▸ **Task to complete**
Repeat each line of the material below exactly as it appears, minus any pictures.
>> Start Records shown
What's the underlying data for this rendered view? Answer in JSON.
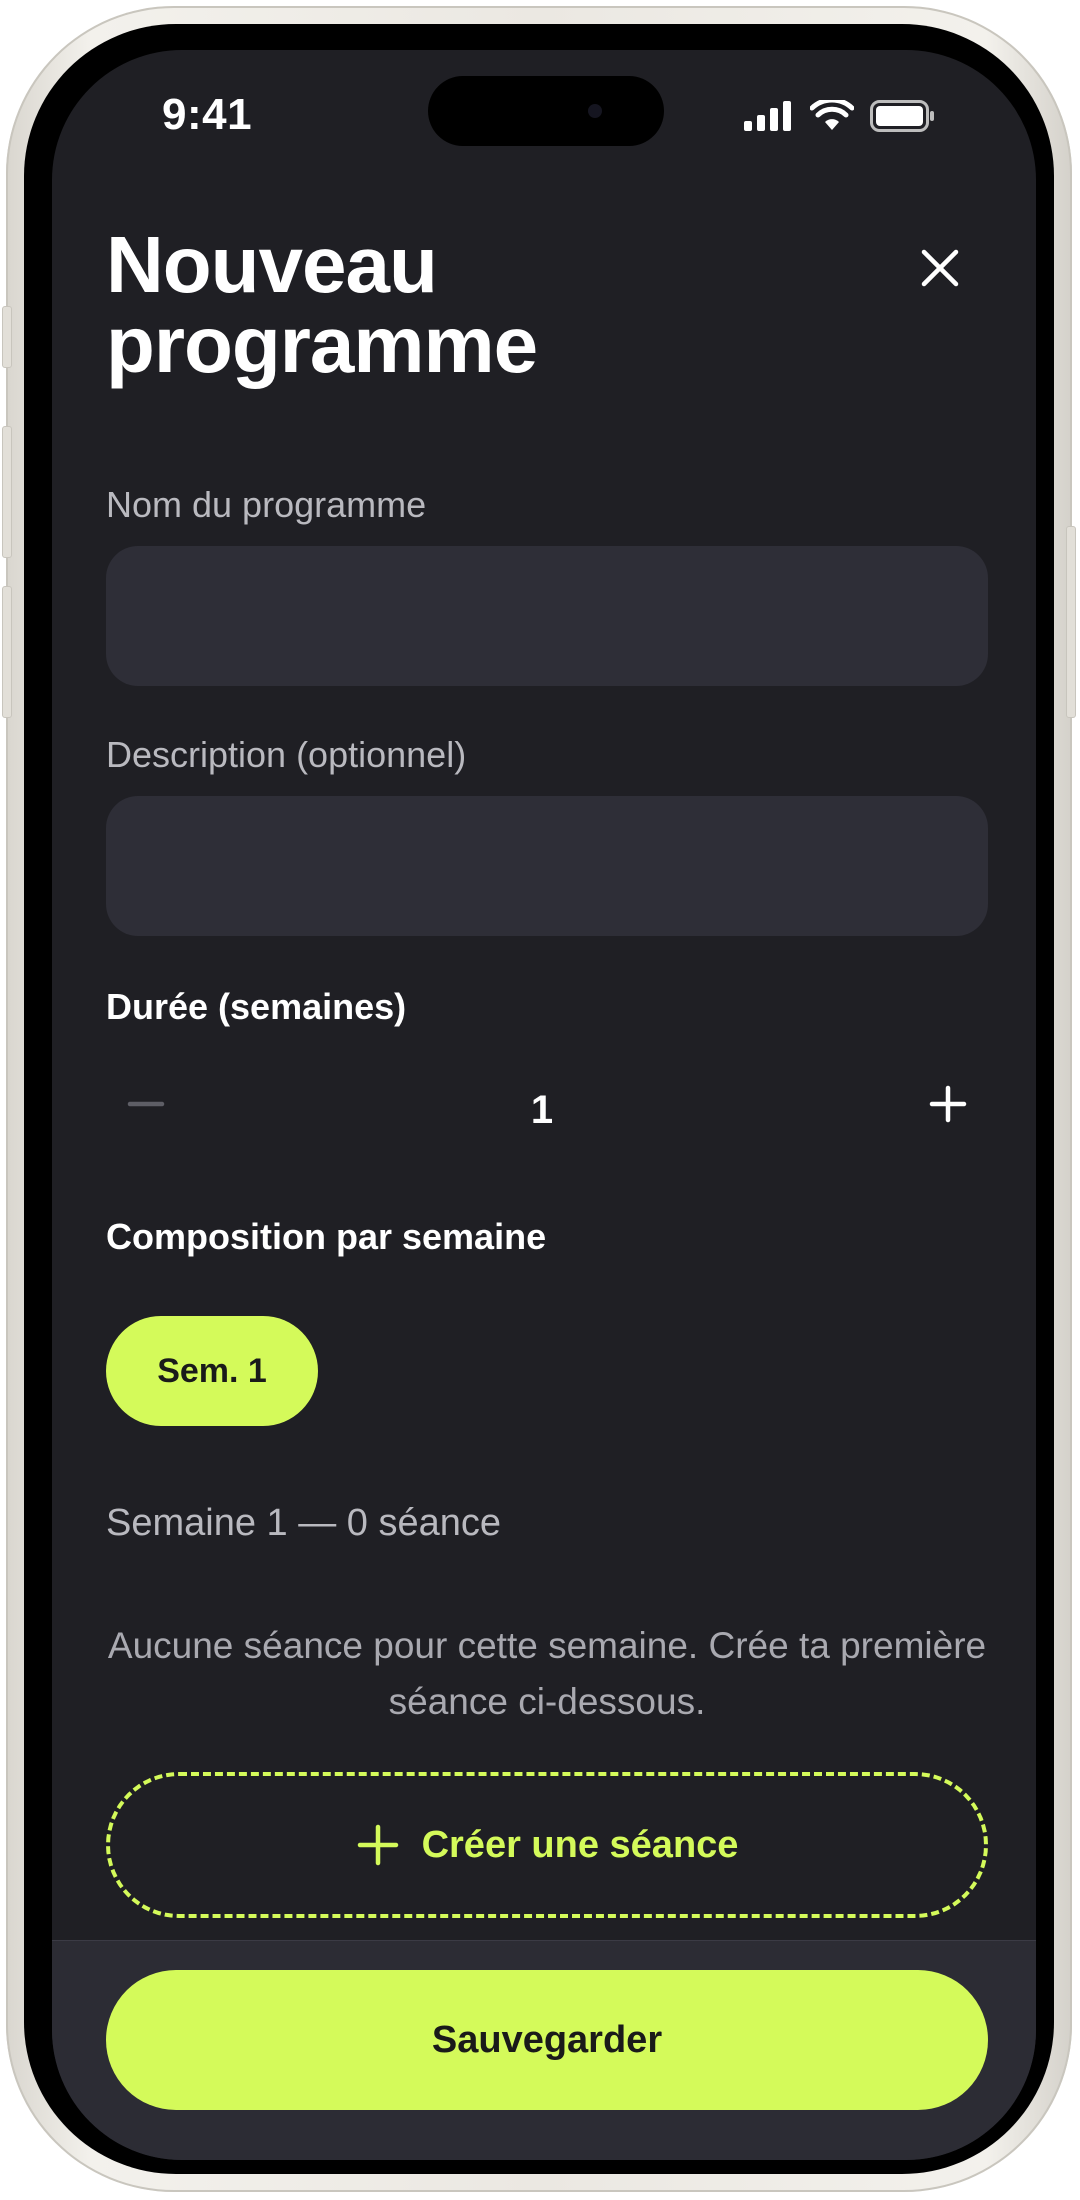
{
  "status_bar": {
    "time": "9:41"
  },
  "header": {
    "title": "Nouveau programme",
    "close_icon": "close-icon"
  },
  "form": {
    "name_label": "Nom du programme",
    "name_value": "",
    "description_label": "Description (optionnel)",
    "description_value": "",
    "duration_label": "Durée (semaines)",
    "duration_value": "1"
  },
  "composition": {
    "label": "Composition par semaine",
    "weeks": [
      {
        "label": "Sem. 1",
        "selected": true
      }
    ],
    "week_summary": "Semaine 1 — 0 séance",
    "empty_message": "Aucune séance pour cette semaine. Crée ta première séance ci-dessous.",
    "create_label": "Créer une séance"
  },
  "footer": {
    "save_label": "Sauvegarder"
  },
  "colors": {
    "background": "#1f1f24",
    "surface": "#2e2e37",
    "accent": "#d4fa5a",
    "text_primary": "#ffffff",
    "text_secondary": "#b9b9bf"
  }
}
>> End Records shown
▸ **Solution**
What's the underlying data for this rendered view? Answer in JSON.
{
  "status_bar": {
    "time": "9:41"
  },
  "header": {
    "title": "Nouveau programme",
    "close_icon": "close-icon"
  },
  "form": {
    "name_label": "Nom du programme",
    "name_value": "",
    "description_label": "Description (optionnel)",
    "description_value": "",
    "duration_label": "Durée (semaines)",
    "duration_value": "1"
  },
  "composition": {
    "label": "Composition par semaine",
    "weeks": [
      {
        "label": "Sem. 1",
        "selected": true
      }
    ],
    "week_summary": "Semaine 1 — 0 séance",
    "empty_message": "Aucune séance pour cette semaine. Crée ta première séance ci-dessous.",
    "create_label": "Créer une séance"
  },
  "footer": {
    "save_label": "Sauvegarder"
  },
  "colors": {
    "background": "#1f1f24",
    "surface": "#2e2e37",
    "accent": "#d4fa5a",
    "text_primary": "#ffffff",
    "text_secondary": "#b9b9bf"
  }
}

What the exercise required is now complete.